Start of Given data

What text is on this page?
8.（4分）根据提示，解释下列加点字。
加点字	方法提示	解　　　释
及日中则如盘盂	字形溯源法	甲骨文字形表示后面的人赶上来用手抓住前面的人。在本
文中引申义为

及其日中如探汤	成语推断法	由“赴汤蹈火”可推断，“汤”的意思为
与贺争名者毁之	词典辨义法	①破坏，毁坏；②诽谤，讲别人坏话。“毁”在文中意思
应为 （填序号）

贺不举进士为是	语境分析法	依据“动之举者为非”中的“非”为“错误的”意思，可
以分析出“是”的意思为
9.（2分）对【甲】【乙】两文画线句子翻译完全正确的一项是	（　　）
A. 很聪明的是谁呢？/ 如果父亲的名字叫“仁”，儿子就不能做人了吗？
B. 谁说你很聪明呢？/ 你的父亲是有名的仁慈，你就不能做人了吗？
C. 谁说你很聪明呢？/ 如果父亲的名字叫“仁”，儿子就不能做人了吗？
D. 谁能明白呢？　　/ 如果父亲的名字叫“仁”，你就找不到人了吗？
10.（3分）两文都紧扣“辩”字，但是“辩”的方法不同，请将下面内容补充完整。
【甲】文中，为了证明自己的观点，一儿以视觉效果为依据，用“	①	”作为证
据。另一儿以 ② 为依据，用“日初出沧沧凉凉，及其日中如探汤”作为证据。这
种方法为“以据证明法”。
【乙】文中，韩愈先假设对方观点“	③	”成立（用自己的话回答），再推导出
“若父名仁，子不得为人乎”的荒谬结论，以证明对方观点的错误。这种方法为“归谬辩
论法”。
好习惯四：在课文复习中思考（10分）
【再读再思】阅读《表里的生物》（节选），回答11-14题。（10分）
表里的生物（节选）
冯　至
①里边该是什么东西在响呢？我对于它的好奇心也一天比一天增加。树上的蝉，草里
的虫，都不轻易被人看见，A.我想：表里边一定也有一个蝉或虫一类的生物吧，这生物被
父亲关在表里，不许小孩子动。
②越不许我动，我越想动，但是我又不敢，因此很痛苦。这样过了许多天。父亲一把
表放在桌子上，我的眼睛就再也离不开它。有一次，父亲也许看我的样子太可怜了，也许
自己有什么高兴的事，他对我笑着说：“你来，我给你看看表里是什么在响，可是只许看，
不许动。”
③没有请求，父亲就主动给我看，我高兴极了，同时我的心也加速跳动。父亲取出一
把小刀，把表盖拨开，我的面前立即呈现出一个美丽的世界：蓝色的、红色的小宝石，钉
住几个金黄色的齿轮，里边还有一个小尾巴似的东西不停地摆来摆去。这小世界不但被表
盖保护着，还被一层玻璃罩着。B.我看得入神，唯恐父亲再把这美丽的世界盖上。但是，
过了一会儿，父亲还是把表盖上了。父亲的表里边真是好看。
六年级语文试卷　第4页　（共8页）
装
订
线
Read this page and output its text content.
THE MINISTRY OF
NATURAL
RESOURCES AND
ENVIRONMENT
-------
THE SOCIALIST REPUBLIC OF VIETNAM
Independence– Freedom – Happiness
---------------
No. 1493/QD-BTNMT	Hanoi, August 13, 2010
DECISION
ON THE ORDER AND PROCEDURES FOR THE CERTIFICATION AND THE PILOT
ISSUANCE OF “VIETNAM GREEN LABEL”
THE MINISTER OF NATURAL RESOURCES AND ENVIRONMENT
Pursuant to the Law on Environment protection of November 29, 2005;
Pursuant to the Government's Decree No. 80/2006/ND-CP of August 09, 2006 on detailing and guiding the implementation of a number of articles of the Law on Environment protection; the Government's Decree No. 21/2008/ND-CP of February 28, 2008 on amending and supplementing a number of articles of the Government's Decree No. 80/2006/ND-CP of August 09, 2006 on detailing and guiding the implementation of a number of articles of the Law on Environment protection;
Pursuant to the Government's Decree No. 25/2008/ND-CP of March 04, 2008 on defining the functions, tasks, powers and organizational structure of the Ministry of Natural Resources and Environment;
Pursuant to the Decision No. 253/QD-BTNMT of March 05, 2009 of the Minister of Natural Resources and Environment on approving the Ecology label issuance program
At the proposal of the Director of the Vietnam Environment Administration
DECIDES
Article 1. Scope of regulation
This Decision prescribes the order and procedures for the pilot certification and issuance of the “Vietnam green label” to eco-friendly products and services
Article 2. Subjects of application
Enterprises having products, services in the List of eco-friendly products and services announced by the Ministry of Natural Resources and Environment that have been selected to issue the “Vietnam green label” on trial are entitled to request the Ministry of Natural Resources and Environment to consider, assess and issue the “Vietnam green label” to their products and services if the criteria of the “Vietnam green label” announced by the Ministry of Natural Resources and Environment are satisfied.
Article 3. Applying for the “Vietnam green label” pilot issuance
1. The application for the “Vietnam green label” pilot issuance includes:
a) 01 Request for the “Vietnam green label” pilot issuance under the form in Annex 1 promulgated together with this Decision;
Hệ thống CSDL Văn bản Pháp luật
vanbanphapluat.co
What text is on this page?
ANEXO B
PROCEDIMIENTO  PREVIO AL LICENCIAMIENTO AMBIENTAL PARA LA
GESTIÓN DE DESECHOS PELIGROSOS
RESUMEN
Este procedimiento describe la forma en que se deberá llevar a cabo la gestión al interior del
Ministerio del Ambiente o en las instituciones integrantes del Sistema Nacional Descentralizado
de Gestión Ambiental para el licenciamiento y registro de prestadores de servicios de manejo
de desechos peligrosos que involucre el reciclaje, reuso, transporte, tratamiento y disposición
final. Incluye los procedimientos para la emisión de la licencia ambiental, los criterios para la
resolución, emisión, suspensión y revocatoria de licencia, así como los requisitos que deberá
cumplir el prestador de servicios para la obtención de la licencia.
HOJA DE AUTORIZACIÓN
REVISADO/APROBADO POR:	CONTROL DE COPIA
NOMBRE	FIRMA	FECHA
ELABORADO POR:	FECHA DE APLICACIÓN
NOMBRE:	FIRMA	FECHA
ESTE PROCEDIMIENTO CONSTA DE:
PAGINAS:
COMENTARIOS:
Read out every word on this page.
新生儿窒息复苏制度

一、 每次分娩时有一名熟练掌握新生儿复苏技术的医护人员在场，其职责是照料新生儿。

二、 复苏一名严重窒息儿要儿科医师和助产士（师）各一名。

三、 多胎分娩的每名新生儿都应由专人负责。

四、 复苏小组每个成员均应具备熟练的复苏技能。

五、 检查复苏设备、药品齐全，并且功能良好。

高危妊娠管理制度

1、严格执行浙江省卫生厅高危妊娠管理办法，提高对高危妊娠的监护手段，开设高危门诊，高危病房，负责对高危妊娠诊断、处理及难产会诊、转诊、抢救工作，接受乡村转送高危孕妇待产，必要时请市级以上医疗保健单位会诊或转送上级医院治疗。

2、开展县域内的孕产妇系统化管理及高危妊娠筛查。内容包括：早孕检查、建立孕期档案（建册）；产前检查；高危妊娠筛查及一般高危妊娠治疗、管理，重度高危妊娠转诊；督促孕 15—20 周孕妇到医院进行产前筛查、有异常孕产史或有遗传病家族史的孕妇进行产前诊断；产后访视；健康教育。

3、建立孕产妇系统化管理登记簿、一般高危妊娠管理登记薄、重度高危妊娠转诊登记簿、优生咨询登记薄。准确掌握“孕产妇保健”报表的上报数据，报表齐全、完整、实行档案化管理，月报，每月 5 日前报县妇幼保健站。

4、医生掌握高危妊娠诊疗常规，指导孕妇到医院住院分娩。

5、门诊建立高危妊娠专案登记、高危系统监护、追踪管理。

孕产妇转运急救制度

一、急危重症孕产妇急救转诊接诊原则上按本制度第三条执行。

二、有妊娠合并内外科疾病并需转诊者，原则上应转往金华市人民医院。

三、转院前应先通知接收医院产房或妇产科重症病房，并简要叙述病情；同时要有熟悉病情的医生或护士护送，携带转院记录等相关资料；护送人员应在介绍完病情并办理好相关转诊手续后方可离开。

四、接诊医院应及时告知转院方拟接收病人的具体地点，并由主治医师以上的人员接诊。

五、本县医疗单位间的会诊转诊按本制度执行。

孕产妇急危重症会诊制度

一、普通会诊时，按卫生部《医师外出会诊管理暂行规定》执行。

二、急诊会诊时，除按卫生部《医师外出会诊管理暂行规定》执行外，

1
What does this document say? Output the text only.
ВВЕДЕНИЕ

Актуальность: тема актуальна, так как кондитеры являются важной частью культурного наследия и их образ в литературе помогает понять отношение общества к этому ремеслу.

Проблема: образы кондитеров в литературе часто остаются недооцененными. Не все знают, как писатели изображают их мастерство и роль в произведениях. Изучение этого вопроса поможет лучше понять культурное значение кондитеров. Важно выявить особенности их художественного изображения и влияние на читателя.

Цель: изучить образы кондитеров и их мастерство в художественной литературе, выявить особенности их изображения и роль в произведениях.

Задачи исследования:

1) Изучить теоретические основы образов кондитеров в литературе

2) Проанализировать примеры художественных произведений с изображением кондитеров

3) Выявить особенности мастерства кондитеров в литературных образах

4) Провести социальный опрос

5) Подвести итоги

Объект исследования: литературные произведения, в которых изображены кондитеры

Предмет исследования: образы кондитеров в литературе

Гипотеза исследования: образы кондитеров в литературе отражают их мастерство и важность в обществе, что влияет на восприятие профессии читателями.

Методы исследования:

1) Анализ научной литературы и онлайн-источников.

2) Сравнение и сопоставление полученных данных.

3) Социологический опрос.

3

End of Given data

## Direction
From the records above, pull out each line that has "application".

## Response to the task
Article 2. Subjects of application
1. The application for the “Vietnam green label” pilot issuance includes:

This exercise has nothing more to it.